▶ [EXERCISE] Write out the material exactly. Do not include the pictures.

▶ [RECORDS FOR THE TASK]
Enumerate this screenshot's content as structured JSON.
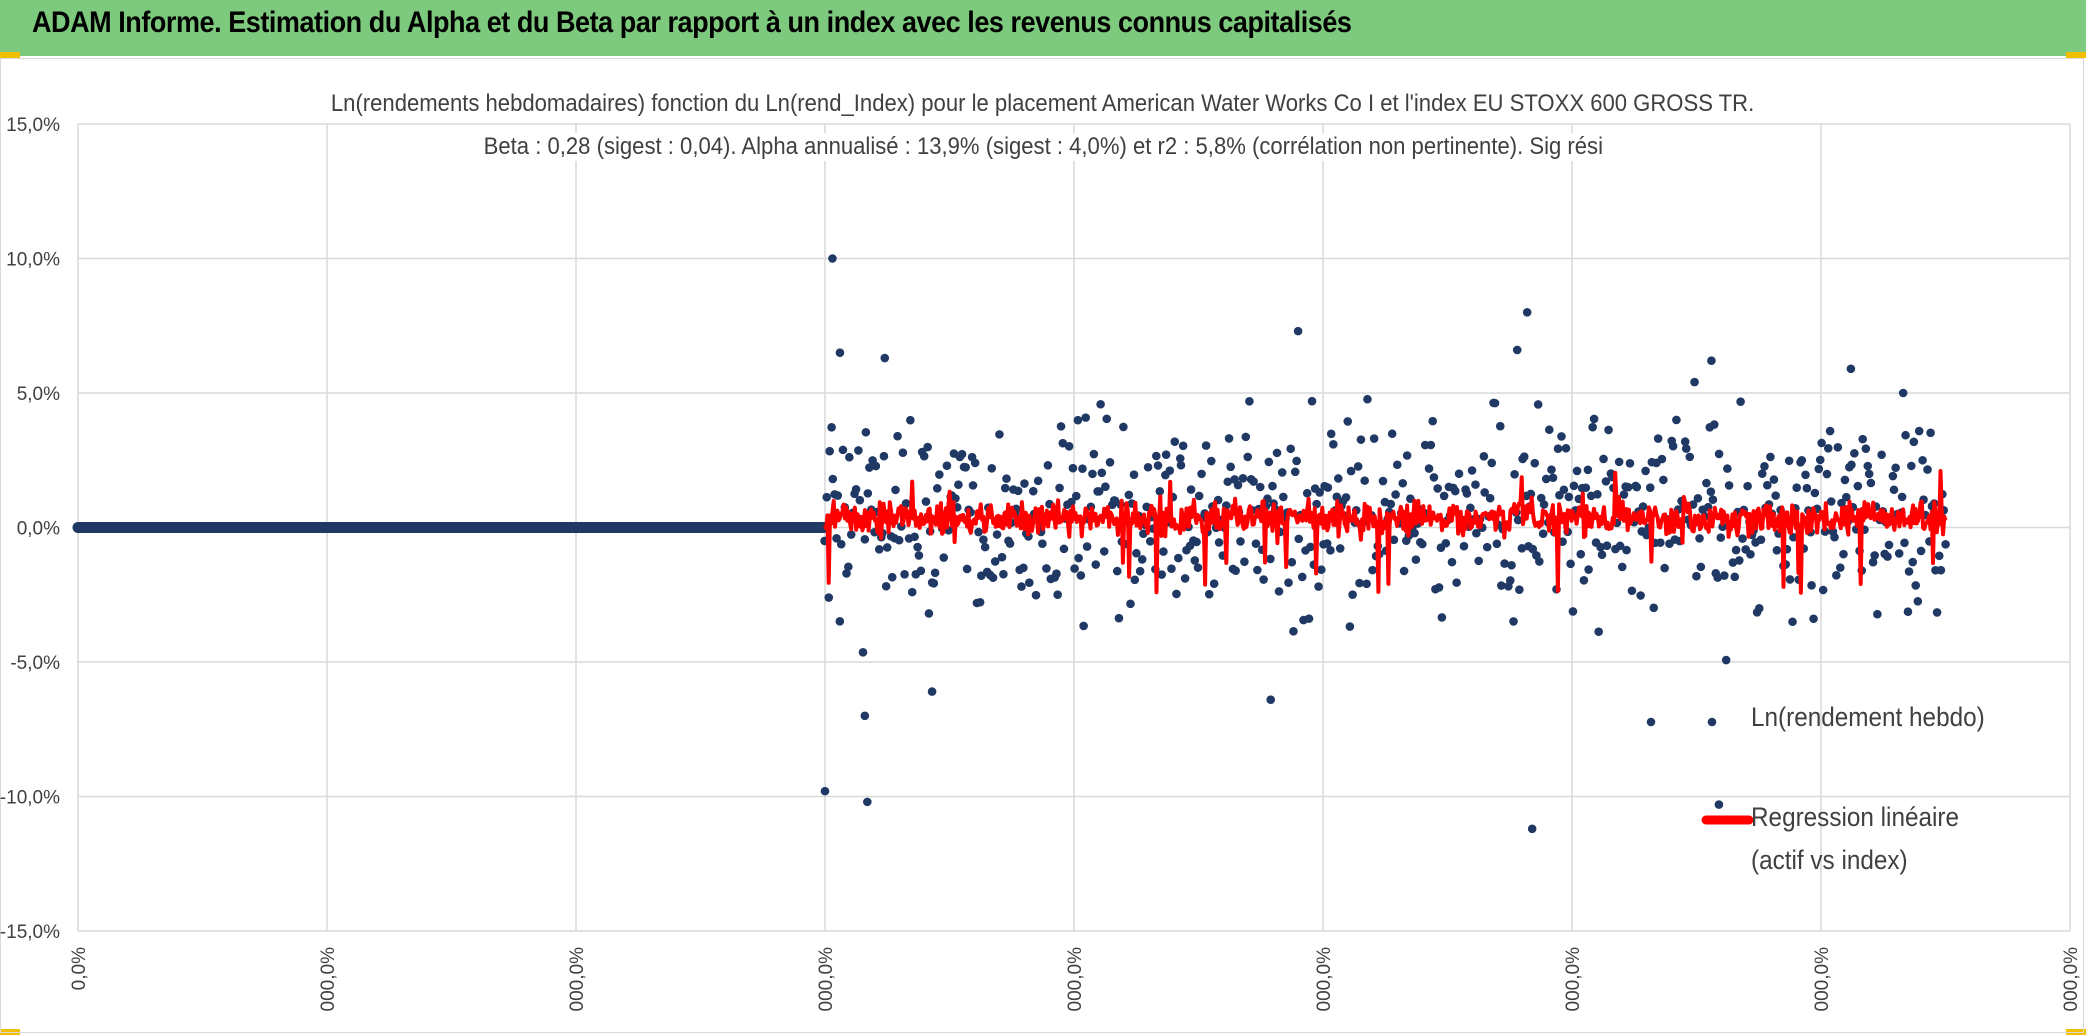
{
  "header": {
    "title": "ADAM Informe. Estimation du Alpha et du Beta par rapport à un index avec les revenus connus capitalisés"
  },
  "colors": {
    "banner": "#7dc97d",
    "scatter": "#203864",
    "regression": "#ff0000",
    "grid": "#d9d9d9"
  },
  "chart_data": {
    "type": "scatter",
    "title_line1": "Ln(rendements hebdomadaires) fonction du Ln(rend_Index) pour le placement American Water Works Co I et l'index EU STOXX 600 GROSS TR.",
    "title_line2": "Beta : 0,28 (sigest : 0,04). Alpha annualisé : 13,9% (sigest : 4,0%) et r2 : 5,8% (corrélation non pertinente). Sig rési",
    "y_ticks": [
      "15,0%",
      "10,0%",
      "5,0%",
      "0,0%",
      "-5,0%",
      "-10,0%",
      "-15,0%"
    ],
    "y_tick_values": [
      15,
      10,
      5,
      0,
      -5,
      -10,
      -15
    ],
    "ylim": [
      -15,
      15
    ],
    "x_ticks": [
      "0,0%",
      "000,0%",
      "000,0%",
      "000,0%",
      "000,0%",
      "000,0%",
      "000,0%",
      "000,0%",
      "000,0%"
    ],
    "xlim": [
      0,
      8
    ],
    "x_data_start": 3,
    "x_data_end": 7.5,
    "zero_segment": [
      0,
      3
    ],
    "legend": {
      "series1": "Ln(rendement hebdo)",
      "series2_line1": "Regression linéaire",
      "series2_line2": "(actif vs index)",
      "position": "bottom-right"
    },
    "series": [
      {
        "name": "Ln(rendement hebdo)",
        "highlight_points": [
          {
            "x": 3.03,
            "y": 10.0
          },
          {
            "x": 3.06,
            "y": 6.5
          },
          {
            "x": 3.24,
            "y": 6.3
          },
          {
            "x": 3.0,
            "y": -9.8
          },
          {
            "x": 3.17,
            "y": -10.2
          },
          {
            "x": 4.9,
            "y": 7.3
          },
          {
            "x": 5.82,
            "y": 8.0
          },
          {
            "x": 5.78,
            "y": 6.6
          },
          {
            "x": 5.84,
            "y": -11.2
          },
          {
            "x": 6.56,
            "y": 6.2
          },
          {
            "x": 7.12,
            "y": 5.9
          },
          {
            "x": 7.33,
            "y": 5.0
          },
          {
            "x": 4.79,
            "y": -6.4
          },
          {
            "x": 3.43,
            "y": -6.1
          },
          {
            "x": 6.59,
            "y": -10.3
          },
          {
            "x": 3.16,
            "y": -7.0
          }
        ],
        "noise_std": 1.8,
        "mean": 0.4
      },
      {
        "name": "Regression linéaire",
        "mean": 0.35,
        "spread": 0.5
      }
    ]
  }
}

▶ [ANSWER FOR THE TASK]
Enumerate this screenshot's content as structured JSON.
{
  "header": {
    "title": "ADAM Informe. Estimation du Alpha et du Beta par rapport à un index avec les revenus connus capitalisés"
  },
  "colors": {
    "banner": "#7dc97d",
    "scatter": "#203864",
    "regression": "#ff0000",
    "grid": "#d9d9d9"
  },
  "chart_data": {
    "type": "scatter",
    "title_line1": "Ln(rendements hebdomadaires) fonction du Ln(rend_Index) pour le placement American Water Works Co I et l'index EU STOXX 600 GROSS TR.",
    "title_line2": "Beta : 0,28 (sigest : 0,04). Alpha annualisé : 13,9% (sigest : 4,0%) et r2 : 5,8% (corrélation non pertinente). Sig rési",
    "y_ticks": [
      "15,0%",
      "10,0%",
      "5,0%",
      "0,0%",
      "-5,0%",
      "-10,0%",
      "-15,0%"
    ],
    "y_tick_values": [
      15,
      10,
      5,
      0,
      -5,
      -10,
      -15
    ],
    "ylim": [
      -15,
      15
    ],
    "x_ticks": [
      "0,0%",
      "000,0%",
      "000,0%",
      "000,0%",
      "000,0%",
      "000,0%",
      "000,0%",
      "000,0%",
      "000,0%"
    ],
    "xlim": [
      0,
      8
    ],
    "x_data_start": 3,
    "x_data_end": 7.5,
    "zero_segment": [
      0,
      3
    ],
    "legend": {
      "series1": "Ln(rendement hebdo)",
      "series2_line1": "Regression linéaire",
      "series2_line2": "(actif vs index)",
      "position": "bottom-right"
    },
    "series": [
      {
        "name": "Ln(rendement hebdo)",
        "highlight_points": [
          {
            "x": 3.03,
            "y": 10.0
          },
          {
            "x": 3.06,
            "y": 6.5
          },
          {
            "x": 3.24,
            "y": 6.3
          },
          {
            "x": 3.0,
            "y": -9.8
          },
          {
            "x": 3.17,
            "y": -10.2
          },
          {
            "x": 4.9,
            "y": 7.3
          },
          {
            "x": 5.82,
            "y": 8.0
          },
          {
            "x": 5.78,
            "y": 6.6
          },
          {
            "x": 5.84,
            "y": -11.2
          },
          {
            "x": 6.56,
            "y": 6.2
          },
          {
            "x": 7.12,
            "y": 5.9
          },
          {
            "x": 7.33,
            "y": 5.0
          },
          {
            "x": 4.79,
            "y": -6.4
          },
          {
            "x": 3.43,
            "y": -6.1
          },
          {
            "x": 6.59,
            "y": -10.3
          },
          {
            "x": 3.16,
            "y": -7.0
          }
        ],
        "noise_std": 1.8,
        "mean": 0.4
      },
      {
        "name": "Regression linéaire",
        "mean": 0.35,
        "spread": 0.5
      }
    ]
  }
}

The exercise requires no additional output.